From the overview of the LRS3-TED dataset, extract the passage between "The authors employ" and "clips as voice-overs.", inclusive, copying it word for word.

─── Given text ───

Overview of LRS3-TED: A Large-Scale Dataset for Visual Speech Recognition

The paper presents the LRS3-TED dataset, a substantial multi-modal resource designed to advance research in visual and audio-visual speech recognition. Developed by the Visual Geometry Group at the University of Oxford, this dataset comprises over 400 hours of meticulously prepared TED and TEDx video content. It is distinctive not only for its remarkable scale but also for providing a comprehensive benchmark for comparative evaluation of lip-reading systems.

Dataset Composition

The LRS3-TED dataset is constructed from TED and TEDx talks, specifically chosen for their diverse speaker pool and continuous facial footage. With a total running time exceeding 400 hours, the dataset is organized into three primary subsets: pre-train, train-val, and test. Notably, the pre-train and train-val sets share content, whereas the test set remains entirely independent. The dataset provides face tracks in 224x224 resolution MP4 files, accompanied by synchronized 16-bit audio tracks and detailed textual transcripts that include word alignment boundaries.

Methodology

The authors employ a sophisticated pipeline to curate the dataset, incorporating several advanced techniques:

  1. Video Processing: Utilizing an SSD-based CNN face detector, the authors extract face tracks from individual frames. Face tracks are generated within identified shot boundaries, determined by analyzing color histograms across frames.
  2. Audio-Text Alignment: Ensuring accuracy in speech-text correspondence, the dataset uses human-generated subtitles, further refined by P2FA for word-level alignment. Kaldi-based ASR models provide an additional verification layer.
  3. Synchronization and Speaker Verification: Due to potential audio-video desynchronization in source material, the authors leverage a SyncNet two-stream network to synchronize streams. This network also facilitates speaker verification by matching lip movements to audio, rejecting non-matching clips as voice-overs.
  4. Sentence Extraction: The dataset segments videos into sentences or phrases based on punctuations in transcripts, ensuring a manageable clip length for practical model training.

Comparative Analysis

The LRS3-TED dataset stands out against existing datasets like GRID, MODALITY, LRW, and LRS2-BBC, primarily due to its unparalleled scale and comprehensive annotation. The inclusion of detailed word-level alignment and diverse vocabulary spans make it a versatile tool for research. Importantly, the choice of TED content ensures a heterogeneous speaker set, starkly contrasting with datasets derived from repetitive cast TV programs.

─── Provided information ───

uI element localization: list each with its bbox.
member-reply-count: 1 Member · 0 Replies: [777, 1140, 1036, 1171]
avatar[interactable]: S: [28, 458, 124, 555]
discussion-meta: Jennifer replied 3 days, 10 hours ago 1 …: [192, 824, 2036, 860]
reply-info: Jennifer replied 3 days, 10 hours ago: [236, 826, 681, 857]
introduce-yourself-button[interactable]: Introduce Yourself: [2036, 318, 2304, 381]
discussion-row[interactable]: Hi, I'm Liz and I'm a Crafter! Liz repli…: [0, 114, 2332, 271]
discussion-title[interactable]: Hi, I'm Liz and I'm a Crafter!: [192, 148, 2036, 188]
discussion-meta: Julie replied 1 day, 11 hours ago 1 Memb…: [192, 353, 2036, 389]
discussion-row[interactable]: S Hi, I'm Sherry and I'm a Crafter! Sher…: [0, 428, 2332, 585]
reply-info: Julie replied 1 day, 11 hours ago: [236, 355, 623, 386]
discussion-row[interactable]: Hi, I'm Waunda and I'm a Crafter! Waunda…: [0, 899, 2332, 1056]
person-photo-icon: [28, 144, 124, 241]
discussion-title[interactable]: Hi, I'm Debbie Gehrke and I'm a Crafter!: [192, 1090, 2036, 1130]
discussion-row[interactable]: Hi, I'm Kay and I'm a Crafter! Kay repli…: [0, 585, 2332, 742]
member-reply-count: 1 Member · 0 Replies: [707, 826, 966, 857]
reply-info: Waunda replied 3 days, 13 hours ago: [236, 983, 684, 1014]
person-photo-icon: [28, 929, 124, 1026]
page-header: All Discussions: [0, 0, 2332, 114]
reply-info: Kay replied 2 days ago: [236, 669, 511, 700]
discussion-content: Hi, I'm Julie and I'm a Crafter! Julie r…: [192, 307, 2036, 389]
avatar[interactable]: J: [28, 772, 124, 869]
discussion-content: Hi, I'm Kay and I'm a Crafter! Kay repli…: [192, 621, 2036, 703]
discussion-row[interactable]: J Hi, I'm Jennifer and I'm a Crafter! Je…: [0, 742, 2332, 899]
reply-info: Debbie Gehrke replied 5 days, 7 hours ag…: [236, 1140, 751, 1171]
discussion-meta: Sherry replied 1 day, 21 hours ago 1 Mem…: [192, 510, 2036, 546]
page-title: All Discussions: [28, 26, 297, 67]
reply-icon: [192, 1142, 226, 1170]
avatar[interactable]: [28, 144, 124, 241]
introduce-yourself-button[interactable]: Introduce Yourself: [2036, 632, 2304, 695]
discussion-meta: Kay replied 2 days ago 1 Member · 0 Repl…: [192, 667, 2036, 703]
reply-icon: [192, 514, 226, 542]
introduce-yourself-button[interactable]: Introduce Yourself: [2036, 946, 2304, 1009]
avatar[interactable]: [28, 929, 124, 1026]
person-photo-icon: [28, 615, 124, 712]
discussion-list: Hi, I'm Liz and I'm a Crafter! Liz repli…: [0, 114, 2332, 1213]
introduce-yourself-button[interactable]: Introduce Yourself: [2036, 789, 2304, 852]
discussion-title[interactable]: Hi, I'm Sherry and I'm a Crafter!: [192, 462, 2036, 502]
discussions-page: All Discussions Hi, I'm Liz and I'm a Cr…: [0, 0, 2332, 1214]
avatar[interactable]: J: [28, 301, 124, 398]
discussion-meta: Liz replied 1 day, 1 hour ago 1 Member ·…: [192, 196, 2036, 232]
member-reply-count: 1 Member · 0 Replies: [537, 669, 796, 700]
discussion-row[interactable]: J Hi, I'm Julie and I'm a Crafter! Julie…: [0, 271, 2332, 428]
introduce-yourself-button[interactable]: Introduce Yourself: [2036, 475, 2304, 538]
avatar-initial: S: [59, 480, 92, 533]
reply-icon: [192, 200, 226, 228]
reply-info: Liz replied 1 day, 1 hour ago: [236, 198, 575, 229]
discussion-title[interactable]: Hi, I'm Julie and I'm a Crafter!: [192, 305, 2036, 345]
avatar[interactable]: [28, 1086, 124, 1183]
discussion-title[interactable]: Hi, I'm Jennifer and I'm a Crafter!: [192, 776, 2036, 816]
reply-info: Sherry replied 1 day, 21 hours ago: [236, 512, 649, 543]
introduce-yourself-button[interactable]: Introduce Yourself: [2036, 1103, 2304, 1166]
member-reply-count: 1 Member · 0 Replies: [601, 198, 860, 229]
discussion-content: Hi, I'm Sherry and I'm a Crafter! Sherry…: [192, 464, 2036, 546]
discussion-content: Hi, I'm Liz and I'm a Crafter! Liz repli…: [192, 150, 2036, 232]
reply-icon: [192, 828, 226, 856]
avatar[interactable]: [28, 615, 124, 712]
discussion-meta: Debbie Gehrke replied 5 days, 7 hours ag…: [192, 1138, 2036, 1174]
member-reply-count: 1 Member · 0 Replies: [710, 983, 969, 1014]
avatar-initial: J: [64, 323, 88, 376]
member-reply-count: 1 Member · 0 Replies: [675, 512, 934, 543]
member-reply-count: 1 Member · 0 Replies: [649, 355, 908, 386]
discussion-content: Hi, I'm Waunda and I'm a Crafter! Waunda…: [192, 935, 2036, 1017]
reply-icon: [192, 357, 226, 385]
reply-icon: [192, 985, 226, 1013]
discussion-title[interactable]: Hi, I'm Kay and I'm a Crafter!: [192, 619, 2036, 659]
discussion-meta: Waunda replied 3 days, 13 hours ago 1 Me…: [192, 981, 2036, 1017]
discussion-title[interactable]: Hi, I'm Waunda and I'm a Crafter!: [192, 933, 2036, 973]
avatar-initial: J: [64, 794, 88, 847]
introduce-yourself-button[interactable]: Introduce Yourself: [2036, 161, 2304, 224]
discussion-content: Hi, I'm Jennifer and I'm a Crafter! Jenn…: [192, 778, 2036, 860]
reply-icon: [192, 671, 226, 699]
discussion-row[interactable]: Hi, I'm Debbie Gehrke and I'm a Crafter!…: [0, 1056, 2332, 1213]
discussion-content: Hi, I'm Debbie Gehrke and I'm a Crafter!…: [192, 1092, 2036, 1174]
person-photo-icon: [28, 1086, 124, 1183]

───

Response to the task
The authors employ a sophisticated pipeline to curate the dataset, incorporating several advanced techniques:

  1. Video Processing: Utilizing an SSD-based CNN face detector, the authors extract face tracks from individual frames. Face tracks are generated within identified shot boundaries, determined by analyzing color histograms across frames.
  2. Audio-Text Alignment: Ensuring accuracy in speech-text correspondence, the dataset uses human-generated subtitles, further refined by P2FA for word-level alignment. Kaldi-based ASR models provide an additional verification layer.
  3. Synchronization and Speaker Verification: Due to potential audio-video desynchronization in source material, the authors leverage a SyncNet two-stream network to synchronize streams. This network also facilitates speaker verification by matching lip movements to audio, rejecting non-matching clips as voice-overs.